> _DIRECTIVE_
Please print the full listing exactly.

> _DATASET EXTRACT_
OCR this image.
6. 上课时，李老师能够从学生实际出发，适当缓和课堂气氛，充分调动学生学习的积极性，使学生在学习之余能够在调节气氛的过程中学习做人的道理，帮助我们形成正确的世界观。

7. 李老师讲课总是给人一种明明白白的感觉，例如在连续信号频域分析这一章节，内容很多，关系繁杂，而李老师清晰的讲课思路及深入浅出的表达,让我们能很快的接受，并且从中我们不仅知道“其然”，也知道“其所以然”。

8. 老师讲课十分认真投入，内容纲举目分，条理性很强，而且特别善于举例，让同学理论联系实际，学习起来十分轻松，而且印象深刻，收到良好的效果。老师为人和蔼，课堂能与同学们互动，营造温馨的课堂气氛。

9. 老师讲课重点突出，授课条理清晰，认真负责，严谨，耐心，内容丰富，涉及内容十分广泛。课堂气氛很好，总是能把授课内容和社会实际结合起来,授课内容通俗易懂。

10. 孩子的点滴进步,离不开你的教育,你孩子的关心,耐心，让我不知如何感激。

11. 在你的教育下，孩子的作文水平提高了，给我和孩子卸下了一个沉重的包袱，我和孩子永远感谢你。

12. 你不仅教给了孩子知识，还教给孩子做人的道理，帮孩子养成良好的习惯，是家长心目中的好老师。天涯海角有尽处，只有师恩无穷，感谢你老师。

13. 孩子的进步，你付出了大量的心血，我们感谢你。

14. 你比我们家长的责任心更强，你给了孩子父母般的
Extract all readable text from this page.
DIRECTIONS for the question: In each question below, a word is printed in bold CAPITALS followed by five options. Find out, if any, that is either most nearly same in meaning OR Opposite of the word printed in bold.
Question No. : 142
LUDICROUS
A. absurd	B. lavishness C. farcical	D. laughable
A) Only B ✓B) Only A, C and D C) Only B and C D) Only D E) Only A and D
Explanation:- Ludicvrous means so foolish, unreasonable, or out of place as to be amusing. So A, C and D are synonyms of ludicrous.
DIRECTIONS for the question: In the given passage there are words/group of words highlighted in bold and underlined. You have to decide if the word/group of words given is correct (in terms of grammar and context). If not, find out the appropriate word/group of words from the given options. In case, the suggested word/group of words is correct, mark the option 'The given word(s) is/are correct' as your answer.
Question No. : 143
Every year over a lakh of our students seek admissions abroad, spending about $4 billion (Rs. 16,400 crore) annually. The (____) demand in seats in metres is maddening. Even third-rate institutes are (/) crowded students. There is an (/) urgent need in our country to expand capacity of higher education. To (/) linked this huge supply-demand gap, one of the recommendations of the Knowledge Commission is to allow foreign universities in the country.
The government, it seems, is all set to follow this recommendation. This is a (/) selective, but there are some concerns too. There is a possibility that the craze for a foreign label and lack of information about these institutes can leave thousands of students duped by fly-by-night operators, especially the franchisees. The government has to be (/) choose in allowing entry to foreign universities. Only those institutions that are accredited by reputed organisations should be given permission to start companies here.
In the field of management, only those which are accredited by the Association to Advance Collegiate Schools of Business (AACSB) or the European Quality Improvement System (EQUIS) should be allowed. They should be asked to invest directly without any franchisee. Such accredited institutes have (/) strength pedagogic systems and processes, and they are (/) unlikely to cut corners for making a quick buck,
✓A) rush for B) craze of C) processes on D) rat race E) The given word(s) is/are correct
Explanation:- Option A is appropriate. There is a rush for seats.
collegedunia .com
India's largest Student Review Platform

> _THE COMPLETED TASK_
OCR this image.
6. 上课时，李老师能够从学生实际出发，适当缓和课堂气氛，充分调动学生学习的积极性，使学生在学习之余能够在调节气氛的过程中学习做人的道理，帮助我们形成正确的世界观。

7. 李老师讲课总是给人一种明明白白的感觉，例如在连续信号频域分析这一章节，内容很多，关系繁杂，而李老师清晰的讲课思路及深入浅出的表达,让我们能很快的接受，并且从中我们不仅知道“其然”，也知道“其所以然”。

8. 老师讲课十分认真投入，内容纲举目分，条理性很强，而且特别善于举例，让同学理论联系实际，学习起来十分轻松，而且印象深刻，收到良好的效果。老师为人和蔼，课堂能与同学们互动，营造温馨的课堂气氛。

9. 老师讲课重点突出，授课条理清晰，认真负责，严谨，耐心，内容丰富，涉及内容十分广泛。课堂气氛很好，总是能把授课内容和社会实际结合起来,授课内容通俗易懂。

10. 孩子的点滴进步,离不开你的教育,你孩子的关心,耐心，让我不知如何感激。

11. 在你的教育下，孩子的作文水平提高了，给我和孩子卸下了一个沉重的包袱，我和孩子永远感谢你。

12. 你不仅教给了孩子知识，还教给孩子做人的道理，帮孩子养成良好的习惯，是家长心目中的好老师。天涯海角有尽处，只有师恩无穷，感谢你老师。

13. 孩子的进步，你付出了大量的心血，我们感谢你。

14. 你比我们家长的责任心更强，你给了孩子父母般的
Extract all readable text from this page.
DIRECTIONS for the question: In each question below, a word is printed in bold CAPITALS followed by five options. Find out, if any, that is either most nearly same in meaning OR Opposite of the word printed in bold.
Question No. : 142
LUDICROUS
A. absurd	B. lavishness C. farcical	D. laughable
A) Only B ✓B) Only A, C and D C) Only B and C D) Only D E) Only A and D
Explanation:- Ludicvrous means so foolish, unreasonable, or out of place as to be amusing. So A, C and D are synonyms of ludicrous.
DIRECTIONS for the question: In the given passage there are words/group of words highlighted in bold and underlined. You have to decide if the word/group of words given is correct (in terms of grammar and context). If not, find out the appropriate word/group of words from the given options. In case, the suggested word/group of words is correct, mark the option 'The given word(s) is/are correct' as your answer.
Question No. : 143
Every year over a lakh of our students seek admissions abroad, spending about $4 billion (Rs. 16,400 crore) annually. The (____) demand in seats in metres is maddening. Even third-rate institutes are (/) crowded students. There is an (/) urgent need in our country to expand capacity of higher education. To (/) linked this huge supply-demand gap, one of the recommendations of the Knowledge Commission is to allow foreign universities in the country.
The government, it seems, is all set to follow this recommendation. This is a (/) selective, but there are some concerns too. There is a possibility that the craze for a foreign label and lack of information about these institutes can leave thousands of students duped by fly-by-night operators, especially the franchisees. The government has to be (/) choose in allowing entry to foreign universities. Only those institutions that are accredited by reputed organisations should be given permission to start companies here.
In the field of management, only those which are accredited by the Association to Advance Collegiate Schools of Business (AACSB) or the European Quality Improvement System (EQUIS) should be allowed. They should be asked to invest directly without any franchisee. Such accredited institutes have (/) strength pedagogic systems and processes, and they are (/) unlikely to cut corners for making a quick buck,
✓A) rush for B) craze of C) processes on D) rat race E) The given word(s) is/are correct
Explanation:- Option A is appropriate. There is a rush for seats.
collegedunia .com
India's largest Student Review Platform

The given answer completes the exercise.